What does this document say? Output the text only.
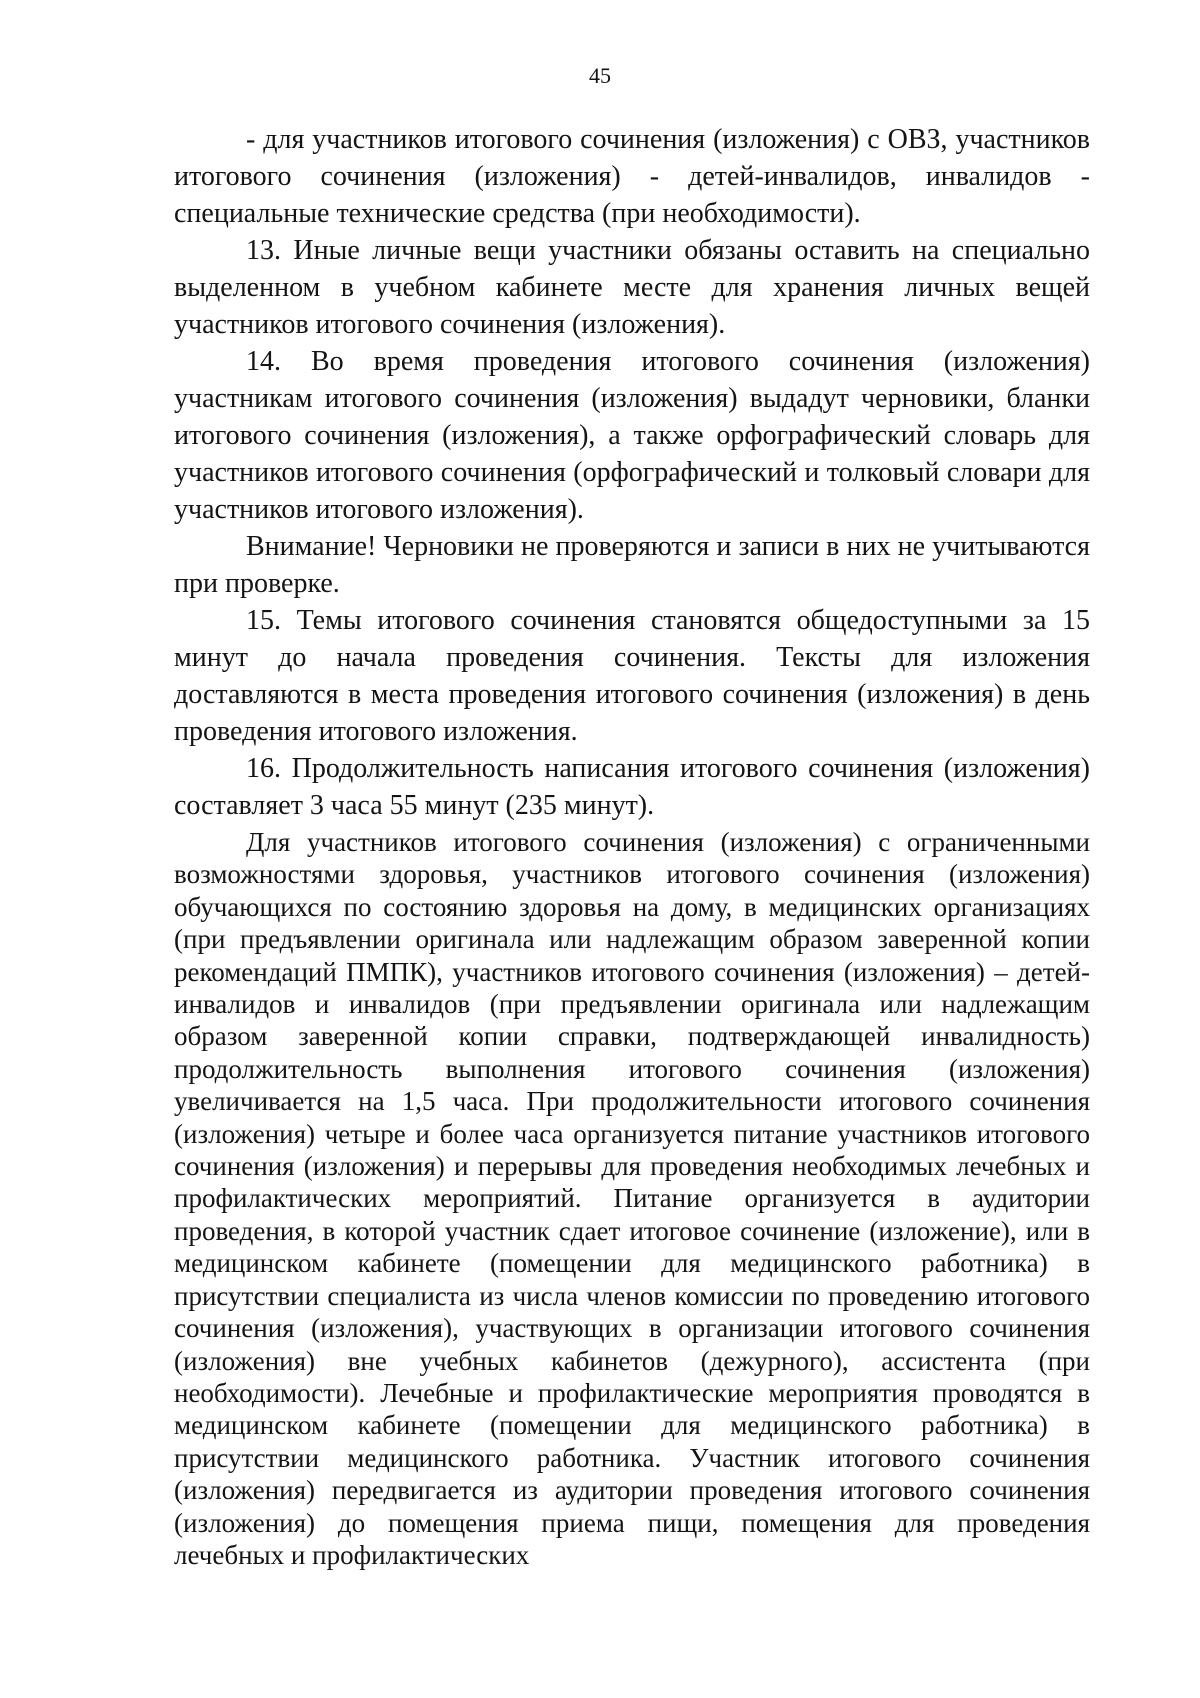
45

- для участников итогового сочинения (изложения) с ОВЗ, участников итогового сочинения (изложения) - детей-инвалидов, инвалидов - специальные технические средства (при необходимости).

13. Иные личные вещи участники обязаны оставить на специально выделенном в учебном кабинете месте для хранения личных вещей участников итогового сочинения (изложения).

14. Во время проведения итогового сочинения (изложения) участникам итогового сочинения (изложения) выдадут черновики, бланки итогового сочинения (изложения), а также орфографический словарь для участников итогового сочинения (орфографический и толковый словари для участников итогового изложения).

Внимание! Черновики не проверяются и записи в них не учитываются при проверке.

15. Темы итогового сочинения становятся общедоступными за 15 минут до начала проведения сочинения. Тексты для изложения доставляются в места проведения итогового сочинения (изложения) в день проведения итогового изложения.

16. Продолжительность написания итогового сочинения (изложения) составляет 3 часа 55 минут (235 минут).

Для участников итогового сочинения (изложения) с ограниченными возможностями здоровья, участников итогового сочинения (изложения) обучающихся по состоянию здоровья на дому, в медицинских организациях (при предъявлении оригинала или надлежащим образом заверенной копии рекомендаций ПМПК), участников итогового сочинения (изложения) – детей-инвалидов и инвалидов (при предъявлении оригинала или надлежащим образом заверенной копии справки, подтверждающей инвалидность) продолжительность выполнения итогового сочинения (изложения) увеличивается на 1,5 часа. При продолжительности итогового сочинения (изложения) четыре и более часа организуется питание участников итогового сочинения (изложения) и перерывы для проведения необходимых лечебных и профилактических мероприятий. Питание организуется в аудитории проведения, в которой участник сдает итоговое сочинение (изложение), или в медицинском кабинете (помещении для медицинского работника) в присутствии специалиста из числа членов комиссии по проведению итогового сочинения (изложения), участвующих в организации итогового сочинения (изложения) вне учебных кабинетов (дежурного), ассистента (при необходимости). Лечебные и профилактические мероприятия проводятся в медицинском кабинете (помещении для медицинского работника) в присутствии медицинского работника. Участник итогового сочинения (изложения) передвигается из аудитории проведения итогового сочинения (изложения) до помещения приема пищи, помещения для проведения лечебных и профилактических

## Task directions
Every line of text is to be repeated exactly; pictures are left out.

## Result for this exercise
What does this document say? Output the text only.
45

- для участников итогового сочинения (изложения) с ОВЗ, участников итогового сочинения (изложения) - детей-инвалидов, инвалидов - специальные технические средства (при необходимости).

13. Иные личные вещи участники обязаны оставить на специально выделенном в учебном кабинете месте для хранения личных вещей участников итогового сочинения (изложения).

14. Во время проведения итогового сочинения (изложения) участникам итогового сочинения (изложения) выдадут черновики, бланки итогового сочинения (изложения), а также орфографический словарь для участников итогового сочинения (орфографический и толковый словари для участников итогового изложения).

Внимание! Черновики не проверяются и записи в них не учитываются при проверке.

15. Темы итогового сочинения становятся общедоступными за 15 минут до начала проведения сочинения. Тексты для изложения доставляются в места проведения итогового сочинения (изложения) в день проведения итогового изложения.

16. Продолжительность написания итогового сочинения (изложения) составляет 3 часа 55 минут (235 минут).

Для участников итогового сочинения (изложения) с ограниченными возможностями здоровья, участников итогового сочинения (изложения) обучающихся по состоянию здоровья на дому, в медицинских организациях (при предъявлении оригинала или надлежащим образом заверенной копии рекомендаций ПМПК), участников итогового сочинения (изложения) – детей-инвалидов и инвалидов (при предъявлении оригинала или надлежащим образом заверенной копии справки, подтверждающей инвалидность) продолжительность выполнения итогового сочинения (изложения) увеличивается на 1,5 часа. При продолжительности итогового сочинения (изложения) четыре и более часа организуется питание участников итогового сочинения (изложения) и перерывы для проведения необходимых лечебных и профилактических мероприятий. Питание организуется в аудитории проведения, в которой участник сдает итоговое сочинение (изложение), или в медицинском кабинете (помещении для медицинского работника) в присутствии специалиста из числа членов комиссии по проведению итогового сочинения (изложения), участвующих в организации итогового сочинения (изложения) вне учебных кабинетов (дежурного), ассистента (при необходимости). Лечебные и профилактические мероприятия проводятся в медицинском кабинете (помещении для медицинского работника) в присутствии медицинского работника. Участник итогового сочинения (изложения) передвигается из аудитории проведения итогового сочинения (изложения) до помещения приема пищи, помещения для проведения лечебных и профилактических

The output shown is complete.